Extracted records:
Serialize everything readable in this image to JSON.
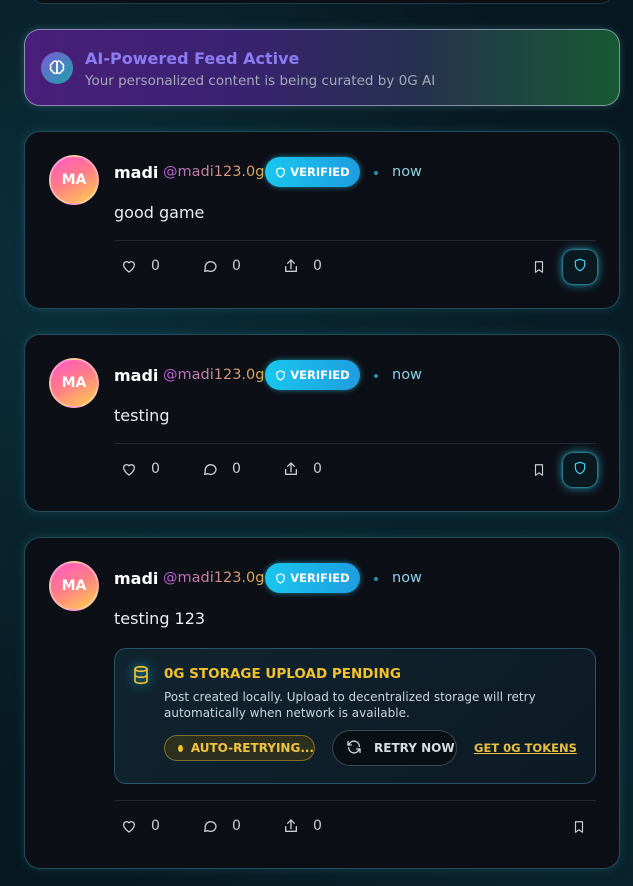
{
  "banner": {
    "title": "AI-Powered Feed Active",
    "subtitle": "Your personalized content is being curated by 0G AI",
    "icon": "brain-icon"
  },
  "posts": [
    {
      "avatar_initials": "MA",
      "author": "madi",
      "handle": "@madi123.0g",
      "badge": "VERIFIED",
      "time": "now",
      "content": "good game",
      "likes": "0",
      "comments": "0",
      "shares": "0"
    },
    {
      "avatar_initials": "MA",
      "author": "madi",
      "handle": "@madi123.0g",
      "badge": "VERIFIED",
      "time": "now",
      "content": "testing",
      "likes": "0",
      "comments": "0",
      "shares": "0"
    },
    {
      "avatar_initials": "MA",
      "author": "madi",
      "handle": "@madi123.0g",
      "badge": "VERIFIED",
      "time": "now",
      "content": "testing 123",
      "likes": "0",
      "comments": "0",
      "shares": "0",
      "storage": {
        "title": "0G STORAGE UPLOAD PENDING",
        "description": "Post created locally. Upload to decentralized storage will retry automatically when network is available.",
        "status": "AUTO-RETRYING...",
        "retry_label": "RETRY NOW",
        "tokens_label": "GET 0G TOKENS"
      }
    }
  ],
  "colors": {
    "accent_cyan": "#19c6ee",
    "warning_yellow": "#f2c22f",
    "banner_title": "#8b7cf2"
  }
}
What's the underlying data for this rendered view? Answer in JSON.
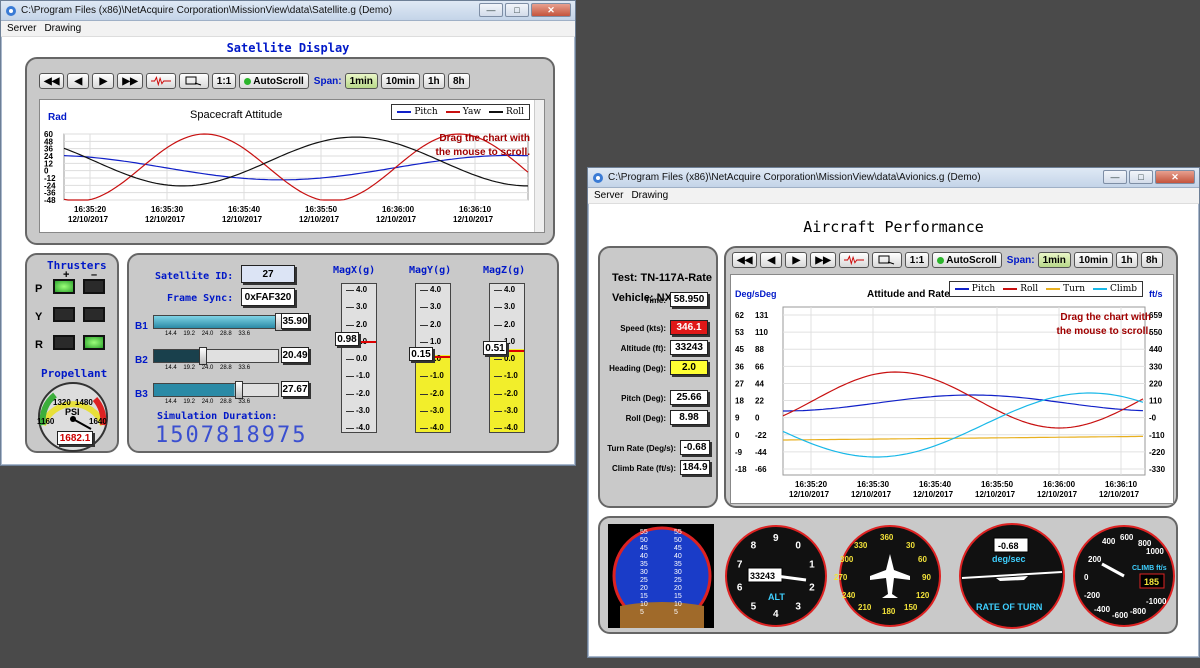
{
  "satellite_window": {
    "title": "C:\\Program Files (x86)\\NetAcquire Corporation\\MissionView\\data\\Satellite.g (Demo)",
    "menu": [
      "Server",
      "Drawing"
    ],
    "heading": "Satellite Display",
    "toolbar": {
      "btn_11": "1:1",
      "autoscroll": "AutoScroll",
      "span_label": "Span:",
      "spans": [
        "1min",
        "10min",
        "1h",
        "8h"
      ]
    },
    "chart_data": {
      "type": "line",
      "title": "Spacecraft Attitude",
      "ylabel": "Rad",
      "ylim": [
        -48,
        60
      ],
      "yticks": [
        "60",
        "48",
        "36",
        "24",
        "12",
        "0",
        "-12",
        "-24",
        "-36",
        "-48"
      ],
      "xticks": [
        {
          "time": "16:35:20",
          "date": "12/10/2017"
        },
        {
          "time": "16:35:30",
          "date": "12/10/2017"
        },
        {
          "time": "16:35:40",
          "date": "12/10/2017"
        },
        {
          "time": "16:35:50",
          "date": "12/10/2017"
        },
        {
          "time": "16:36:00",
          "date": "12/10/2017"
        },
        {
          "time": "16:36:10",
          "date": "12/10/2017"
        }
      ],
      "series": [
        {
          "name": "Pitch",
          "color": "#1020c8",
          "amp": 20,
          "period": 60,
          "phase": 0.2,
          "offset": 5
        },
        {
          "name": "Yaw",
          "color": "#c81010",
          "amp": 55,
          "period": 33,
          "phase": 2.8,
          "offset": 5
        },
        {
          "name": "Roll",
          "color": "#111111",
          "amp": 40,
          "period": 45,
          "phase": 1.0,
          "offset": 15
        }
      ],
      "hint": [
        "Drag the chart with",
        "the mouse to scroll."
      ]
    },
    "thrusters": {
      "title": "Thrusters",
      "plus": "+",
      "minus": "–",
      "rows": [
        "P",
        "Y",
        "R"
      ],
      "states": [
        [
          true,
          false
        ],
        [
          false,
          false
        ],
        [
          false,
          true
        ]
      ]
    },
    "propellant": {
      "title": "Propellant",
      "unit": "PSI",
      "ticks": [
        "1160",
        "1320",
        "1480",
        "1640"
      ],
      "value": "1682.1"
    },
    "satellite_id": {
      "label": "Satellite ID:",
      "value": "27"
    },
    "frame_sync": {
      "label": "Frame Sync:",
      "value": "0xFAF320"
    },
    "sliders": [
      {
        "label": "B1",
        "value": "35.90",
        "fraction": 0.99,
        "ticks": "14.4 19.2 24.0 28.8 33.6"
      },
      {
        "label": "B2",
        "value": "20.49",
        "fraction": 0.4,
        "ticks": "14.4 19.2 24.0 28.8 33.6"
      },
      {
        "label": "B3",
        "value": "27.67",
        "fraction": 0.65,
        "ticks": "14.4 19.2 24.0 28.8 33.6"
      }
    ],
    "sim_duration": {
      "label": "Simulation Duration:",
      "value": "1507818975"
    },
    "mag": [
      {
        "title": "MagX(g)",
        "value": "0.98",
        "fraction": 0.62,
        "fill": false
      },
      {
        "title": "MagY(g)",
        "value": "0.15",
        "fraction": 0.52,
        "fill": true
      },
      {
        "title": "MagZ(g)",
        "value": "0.51",
        "fraction": 0.56,
        "fill": true
      }
    ],
    "mag_ticks": [
      "4.0",
      "3.0",
      "2.0",
      "1.0",
      "0.0",
      "-1.0",
      "-2.0",
      "-3.0",
      "-4.0"
    ]
  },
  "avionics_window": {
    "title": "C:\\Program Files (x86)\\NetAcquire Corporation\\MissionView\\data\\Avionics.g (Demo)",
    "menu": [
      "Server",
      "Drawing"
    ],
    "heading": "Aircraft Performance",
    "test": "Test: TN-117A-Rate",
    "vehicle": "Vehicle: NX-29331",
    "fields": [
      {
        "label": "Time:",
        "value": "58.950",
        "bg": "#ffffff"
      },
      {
        "label": "Speed (kts):",
        "value": "346.1",
        "bg": "#e01818"
      },
      {
        "label": "Altitude (ft):",
        "value": "33243",
        "bg": "#ffffff"
      },
      {
        "label": "Heading (Deg):",
        "value": "2.0",
        "bg": "#ffff33"
      },
      {
        "label": "Pitch (Deg):",
        "value": "25.66",
        "bg": "#ffffff"
      },
      {
        "label": "Roll (Deg):",
        "value": "8.98",
        "bg": "#ffffff"
      },
      {
        "label": "Turn Rate (Deg/s):",
        "value": "-0.68",
        "bg": "#ffffff"
      },
      {
        "label": "Climb Rate (ft/s):",
        "value": "184.9",
        "bg": "#ffffff"
      }
    ],
    "toolbar": {
      "btn_11": "1:1",
      "autoscroll": "AutoScroll",
      "span_label": "Span:",
      "spans": [
        "1min",
        "10min",
        "1h",
        "8h"
      ]
    },
    "chart_data": {
      "type": "line",
      "title": "Attitude and Rates",
      "ylabel": "Deg/sDeg",
      "ylabel_right": "ft/s",
      "yticks_left1": [
        "62",
        "53",
        "45",
        "36",
        "27",
        "18",
        "9",
        "0",
        "-9",
        "-18"
      ],
      "yticks_left2": [
        "131",
        "110",
        "88",
        "66",
        "44",
        "22",
        "0",
        "-22",
        "-44",
        "-66"
      ],
      "yticks_right": [
        "659",
        "550",
        "440",
        "330",
        "220",
        "110",
        "-0",
        "-110",
        "-220",
        "-330"
      ],
      "xticks": [
        {
          "time": "16:35:20",
          "date": "12/10/2017"
        },
        {
          "time": "16:35:30",
          "date": "12/10/2017"
        },
        {
          "time": "16:35:40",
          "date": "12/10/2017"
        },
        {
          "time": "16:35:50",
          "date": "12/10/2017"
        },
        {
          "time": "16:36:00",
          "date": "12/10/2017"
        },
        {
          "time": "16:36:10",
          "date": "12/10/2017"
        }
      ],
      "series": [
        {
          "name": "Pitch",
          "color": "#1020c8"
        },
        {
          "name": "Roll",
          "color": "#c81010"
        },
        {
          "name": "Turn",
          "color": "#e8b020"
        },
        {
          "name": "Climb",
          "color": "#18b8e8"
        }
      ],
      "hint": [
        "Drag the chart with",
        "the mouse to scroll."
      ]
    },
    "instruments": {
      "horizon_ticks": [
        "55",
        "55",
        "50",
        "50",
        "45",
        "45",
        "40",
        "40",
        "35",
        "35",
        "30",
        "30",
        "25",
        "25",
        "20",
        "20",
        "15",
        "15",
        "10",
        "10",
        "5",
        "5"
      ],
      "alt": {
        "label": "ALT",
        "value": "33243",
        "digits": [
          "9",
          "0",
          "1",
          "2",
          "3",
          "4",
          "5",
          "6",
          "7",
          "8"
        ]
      },
      "heading": {
        "ticks": [
          "360",
          "330",
          "30",
          "300",
          "60",
          "270",
          "90",
          "240",
          "120",
          "210",
          "180",
          "150"
        ]
      },
      "turn": {
        "value": "-0.68",
        "unit": "deg/sec",
        "label": "RATE OF TURN"
      },
      "climb": {
        "label": "CLIMB ft/s",
        "value": "185",
        "ticks": [
          "400",
          "600",
          "800",
          "1000",
          "200",
          "0",
          "-200",
          "-400",
          "-600",
          "-800",
          "-1000"
        ]
      }
    }
  }
}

[Work required]: Go through the data and gather every line that holds "Files".

[Solution to this task]:
    "title": "C:\\Program Files (x86)\\NetAcquire Corporation\\MissionView\\data\\Satellite.g (Demo)",
    "title": "C:\\Program Files (x86)\\NetAcquire Corporation\\MissionView\\data\\Avionics.g (Demo)",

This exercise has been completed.